** Written task **
Count how many lines contain the word "الثانية". Please give only the number.

** Data supplied **
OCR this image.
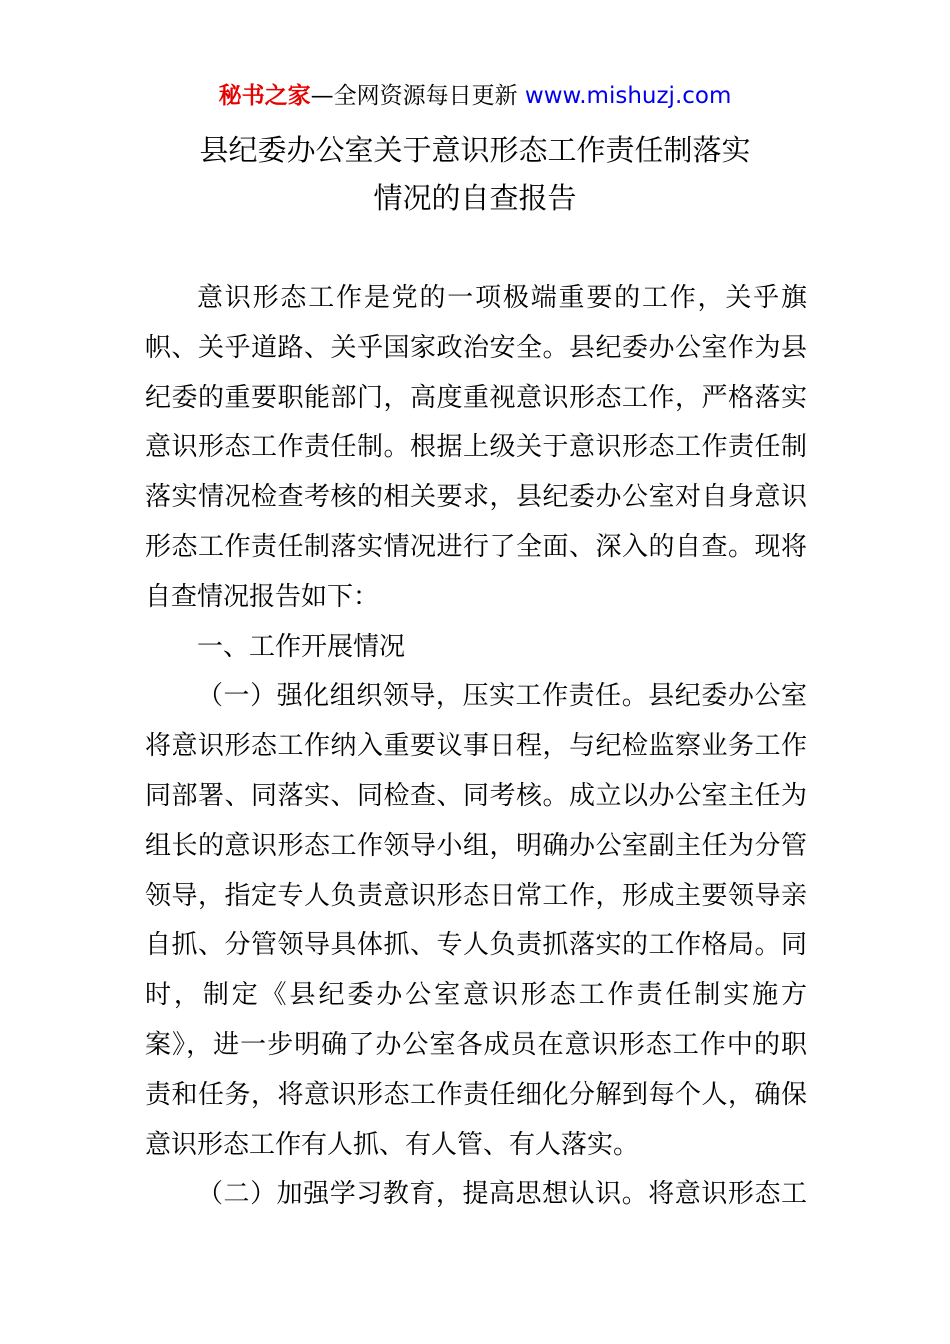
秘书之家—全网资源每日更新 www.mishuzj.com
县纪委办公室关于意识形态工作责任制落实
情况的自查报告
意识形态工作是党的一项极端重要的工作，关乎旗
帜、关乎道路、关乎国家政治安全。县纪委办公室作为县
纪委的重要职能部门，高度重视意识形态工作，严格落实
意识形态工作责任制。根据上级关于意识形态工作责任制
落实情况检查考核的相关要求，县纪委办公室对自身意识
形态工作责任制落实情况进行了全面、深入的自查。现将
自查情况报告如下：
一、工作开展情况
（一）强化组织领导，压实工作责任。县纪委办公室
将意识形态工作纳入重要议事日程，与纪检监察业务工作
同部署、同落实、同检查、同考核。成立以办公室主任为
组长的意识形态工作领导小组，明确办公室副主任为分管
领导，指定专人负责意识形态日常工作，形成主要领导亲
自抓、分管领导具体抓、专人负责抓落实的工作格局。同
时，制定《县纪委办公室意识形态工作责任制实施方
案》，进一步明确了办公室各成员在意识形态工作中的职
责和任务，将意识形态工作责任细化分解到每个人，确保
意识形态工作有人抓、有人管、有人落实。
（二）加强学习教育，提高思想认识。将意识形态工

---

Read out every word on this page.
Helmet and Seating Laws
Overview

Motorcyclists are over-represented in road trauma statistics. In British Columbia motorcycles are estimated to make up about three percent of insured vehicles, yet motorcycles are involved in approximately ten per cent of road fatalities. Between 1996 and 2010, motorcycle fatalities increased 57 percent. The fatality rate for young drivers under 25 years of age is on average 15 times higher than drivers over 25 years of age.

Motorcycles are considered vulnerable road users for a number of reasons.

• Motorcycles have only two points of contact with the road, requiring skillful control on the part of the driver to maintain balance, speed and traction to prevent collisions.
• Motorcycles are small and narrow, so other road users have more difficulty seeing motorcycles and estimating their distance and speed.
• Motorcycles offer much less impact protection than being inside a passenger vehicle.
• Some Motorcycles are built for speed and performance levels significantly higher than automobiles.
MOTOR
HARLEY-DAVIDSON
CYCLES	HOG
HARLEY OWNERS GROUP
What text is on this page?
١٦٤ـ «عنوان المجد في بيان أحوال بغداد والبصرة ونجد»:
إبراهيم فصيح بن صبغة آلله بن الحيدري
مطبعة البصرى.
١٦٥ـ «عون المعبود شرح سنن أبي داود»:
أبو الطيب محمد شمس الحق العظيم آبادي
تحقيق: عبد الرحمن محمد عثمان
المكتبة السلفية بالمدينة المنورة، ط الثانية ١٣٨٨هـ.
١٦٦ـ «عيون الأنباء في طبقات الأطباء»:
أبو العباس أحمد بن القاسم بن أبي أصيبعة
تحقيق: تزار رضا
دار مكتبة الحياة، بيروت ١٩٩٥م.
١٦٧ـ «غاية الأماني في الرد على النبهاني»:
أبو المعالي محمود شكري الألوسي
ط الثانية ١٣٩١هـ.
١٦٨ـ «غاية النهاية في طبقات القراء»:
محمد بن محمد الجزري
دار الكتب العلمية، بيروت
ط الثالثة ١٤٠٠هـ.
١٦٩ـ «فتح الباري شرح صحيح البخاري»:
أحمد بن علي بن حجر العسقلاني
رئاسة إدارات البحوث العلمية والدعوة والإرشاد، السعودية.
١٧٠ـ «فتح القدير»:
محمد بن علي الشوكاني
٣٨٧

==

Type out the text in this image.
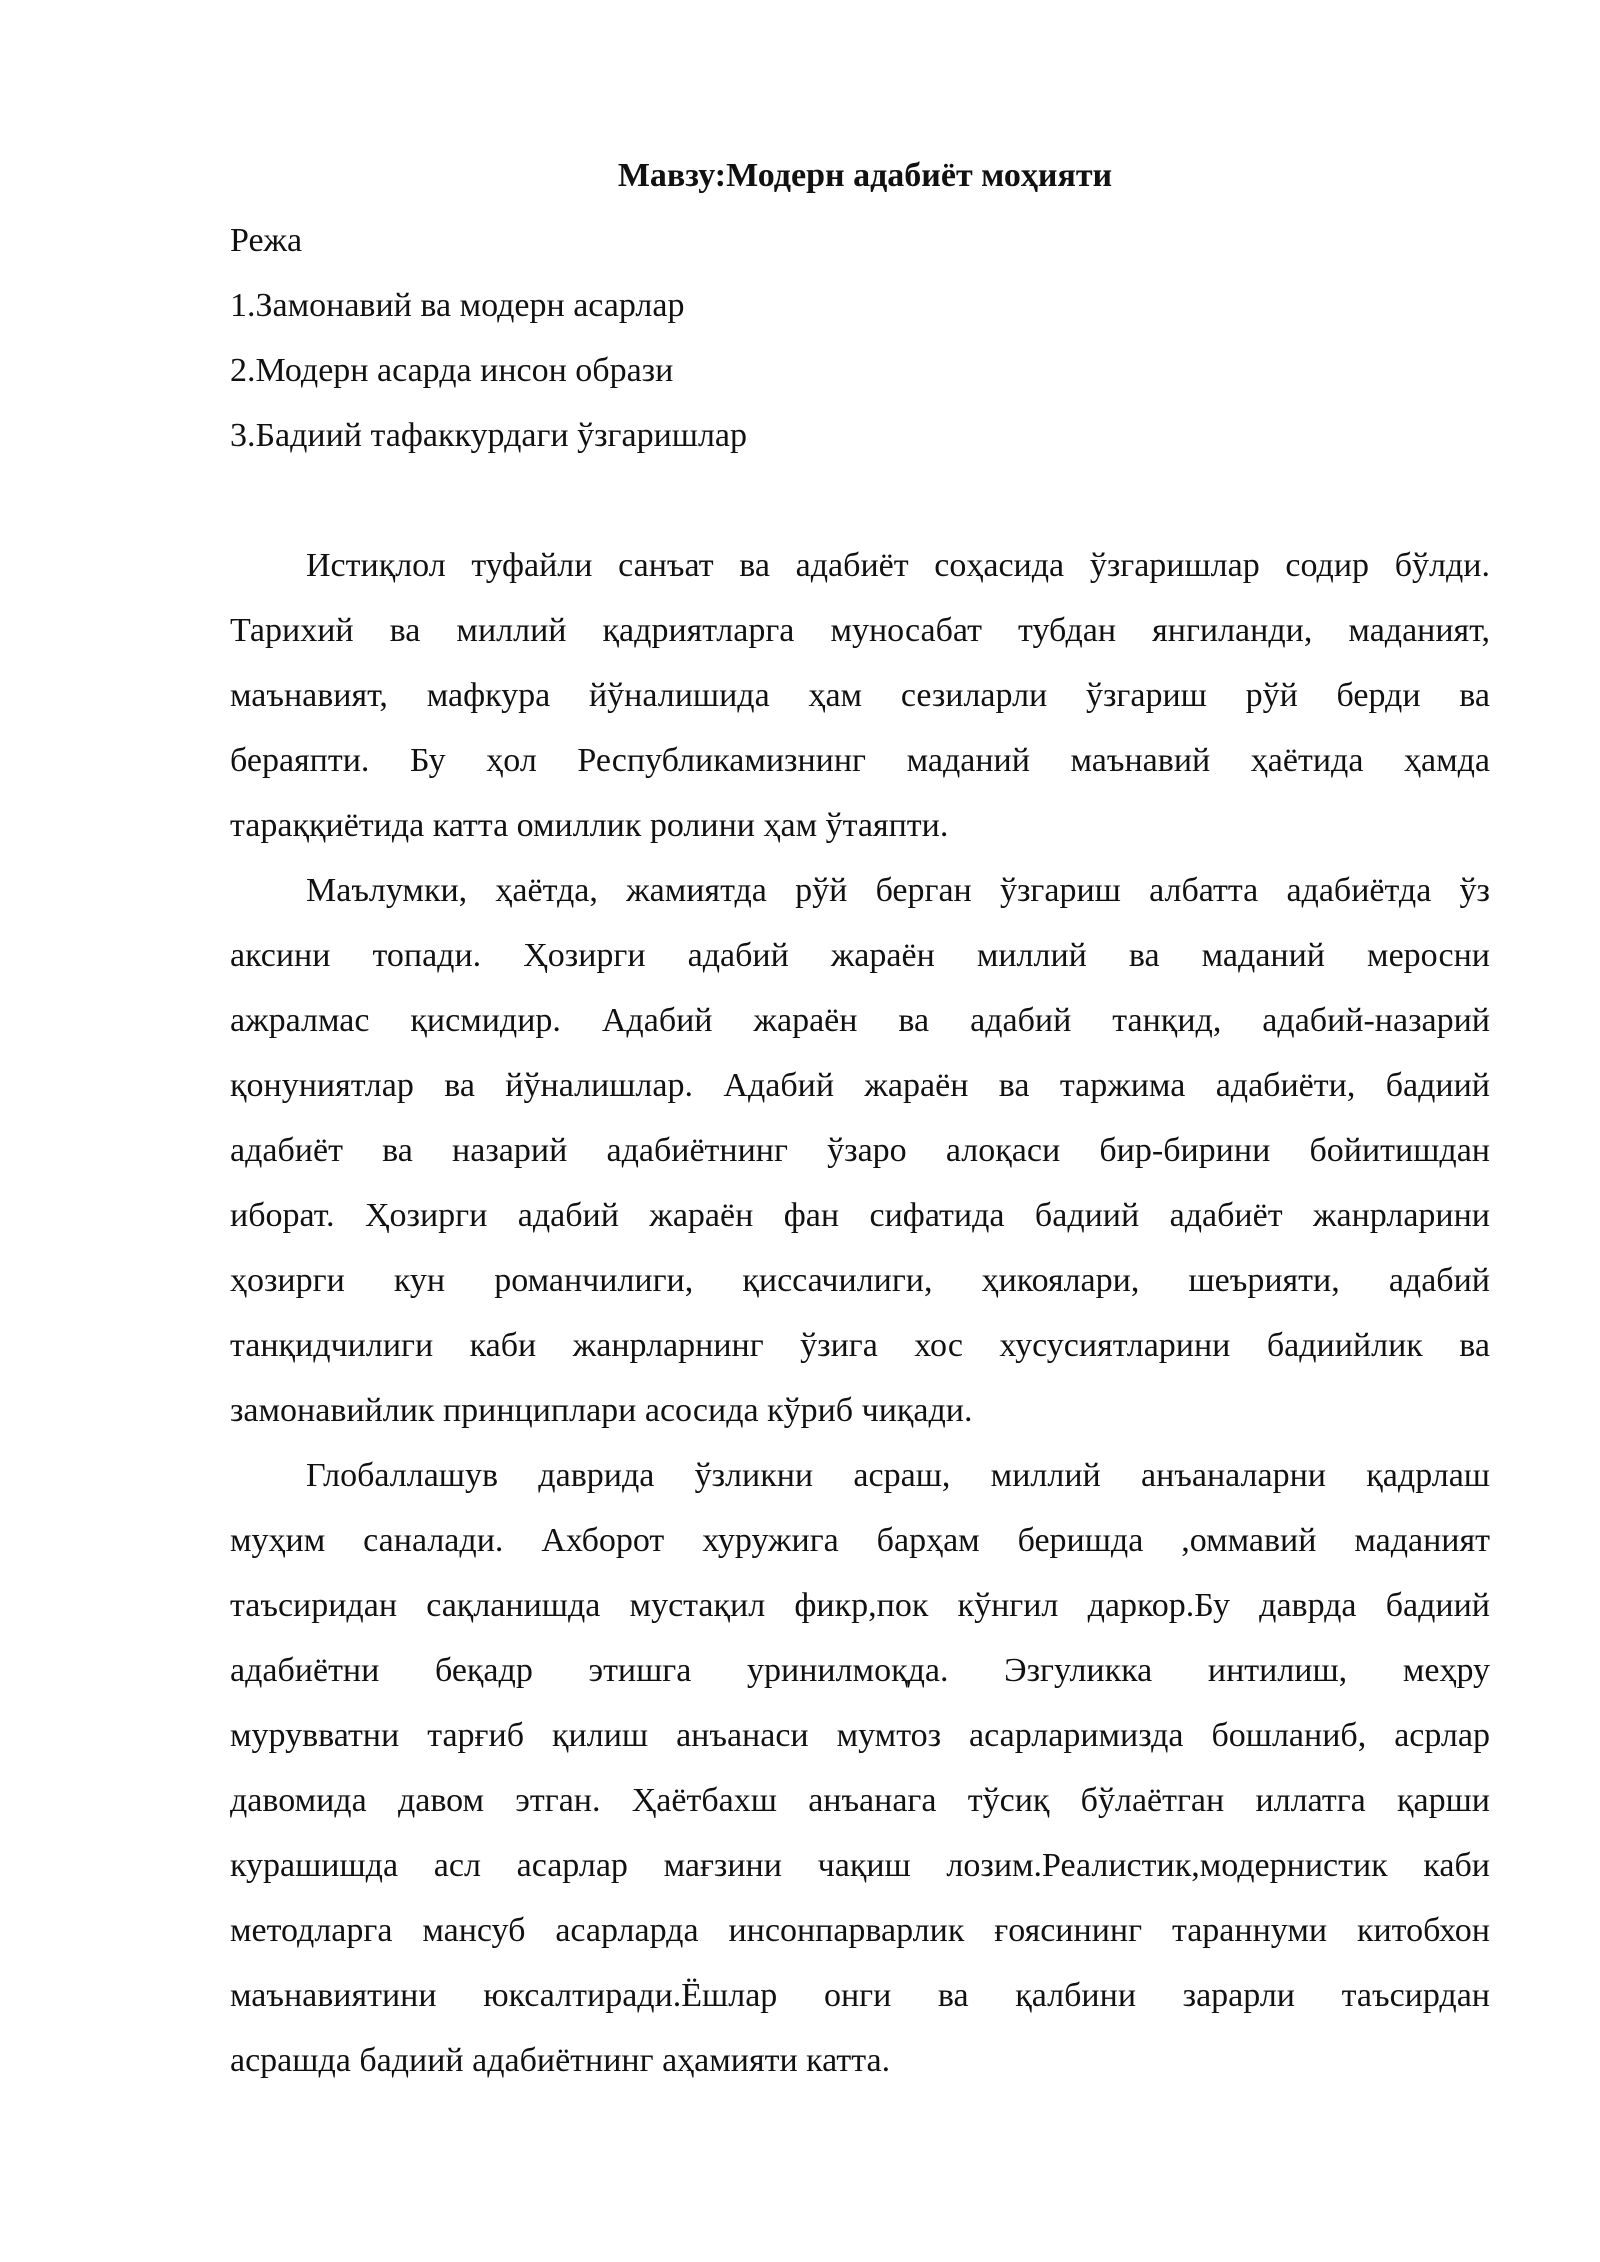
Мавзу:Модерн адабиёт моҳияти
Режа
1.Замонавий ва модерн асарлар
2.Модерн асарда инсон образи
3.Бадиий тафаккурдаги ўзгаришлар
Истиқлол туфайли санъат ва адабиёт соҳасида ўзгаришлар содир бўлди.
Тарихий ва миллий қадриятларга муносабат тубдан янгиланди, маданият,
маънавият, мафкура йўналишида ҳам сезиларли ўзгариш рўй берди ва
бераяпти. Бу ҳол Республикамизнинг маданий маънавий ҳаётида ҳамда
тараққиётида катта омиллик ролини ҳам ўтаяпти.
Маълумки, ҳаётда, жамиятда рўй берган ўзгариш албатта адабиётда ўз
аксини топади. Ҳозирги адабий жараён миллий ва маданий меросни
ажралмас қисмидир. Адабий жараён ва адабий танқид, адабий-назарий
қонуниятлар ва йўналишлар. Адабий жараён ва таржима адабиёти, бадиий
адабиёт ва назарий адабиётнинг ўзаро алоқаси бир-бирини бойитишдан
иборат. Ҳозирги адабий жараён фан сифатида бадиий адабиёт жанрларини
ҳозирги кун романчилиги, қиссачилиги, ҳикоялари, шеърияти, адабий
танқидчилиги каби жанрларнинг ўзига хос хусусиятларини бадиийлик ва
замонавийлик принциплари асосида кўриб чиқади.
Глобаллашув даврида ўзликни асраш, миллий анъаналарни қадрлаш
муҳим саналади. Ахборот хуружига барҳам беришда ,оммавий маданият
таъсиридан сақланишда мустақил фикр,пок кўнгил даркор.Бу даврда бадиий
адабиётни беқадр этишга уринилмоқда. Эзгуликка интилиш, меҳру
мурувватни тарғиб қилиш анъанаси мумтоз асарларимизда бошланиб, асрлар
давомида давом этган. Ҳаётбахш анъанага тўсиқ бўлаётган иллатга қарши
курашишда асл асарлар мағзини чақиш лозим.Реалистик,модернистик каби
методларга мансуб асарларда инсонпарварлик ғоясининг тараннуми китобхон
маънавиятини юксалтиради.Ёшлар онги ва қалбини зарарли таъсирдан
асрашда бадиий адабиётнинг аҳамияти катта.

** Final result **
2